§ Objective
Copy, from the entries below, each line where the word "Treated" can be found.

Dataset listings of figures
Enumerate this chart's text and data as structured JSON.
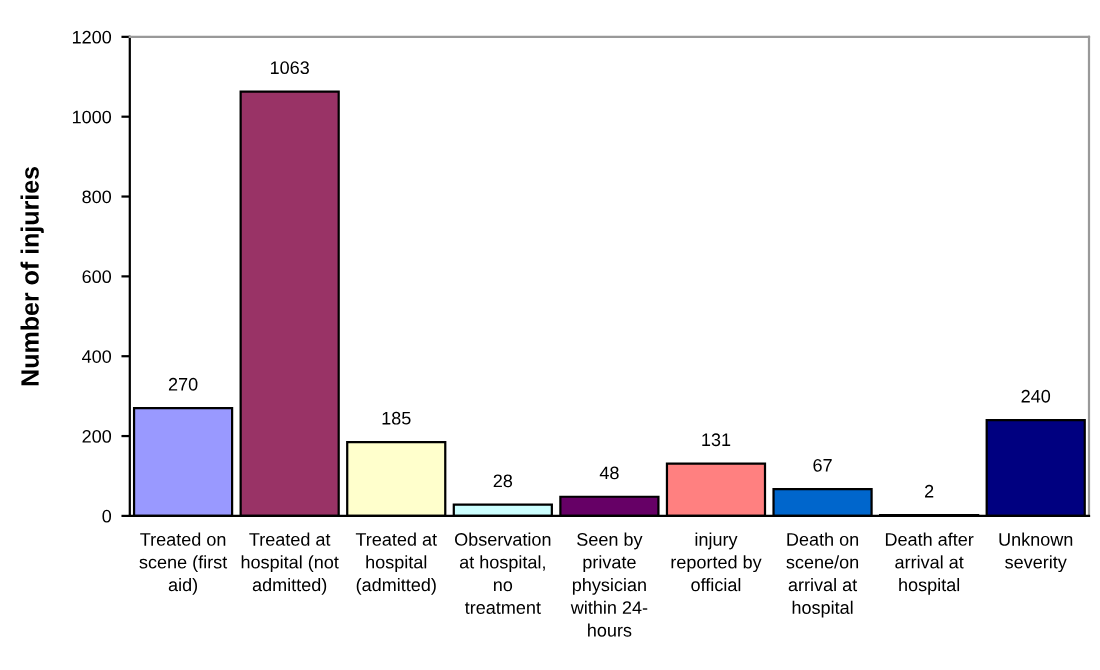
{
  "chart_data": {
    "type": "bar",
    "ylabel": "Number of injuries",
    "categories": [
      "Treated on\nscene (first\naid)",
      "Treated at\nhospital (not\nadmitted)",
      "Treated at\nhospital\n(admitted)",
      "Observation\nat hospital,\nno\ntreatment",
      "Seen by\nprivate\nphysician\nwithin 24-\nhours",
      "injury\nreported by\nofficial",
      "Death on\nscene/on\narrival at\nhospital",
      "Death after\narrival at\nhospital",
      "Unknown\nseverity"
    ],
    "values": [
      270,
      1063,
      185,
      28,
      48,
      131,
      67,
      2,
      240
    ],
    "colors": [
      "#9999ff",
      "#993366",
      "#ffffcc",
      "#ccffff",
      "#660066",
      "#ff8080",
      "#0066cc",
      "#ccccff",
      "#000080"
    ],
    "data_labels": true,
    "ylim": [
      0,
      1200
    ],
    "yticks": [
      0,
      200,
      400,
      600,
      800,
      1000,
      1200
    ],
    "grid": false,
    "legend": false
  }
}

§ Solution
      "Treated on\nscene (first\naid)",
      "Treated at\nhospital (not\nadmitted)",
      "Treated at\nhospital\n(admitted)",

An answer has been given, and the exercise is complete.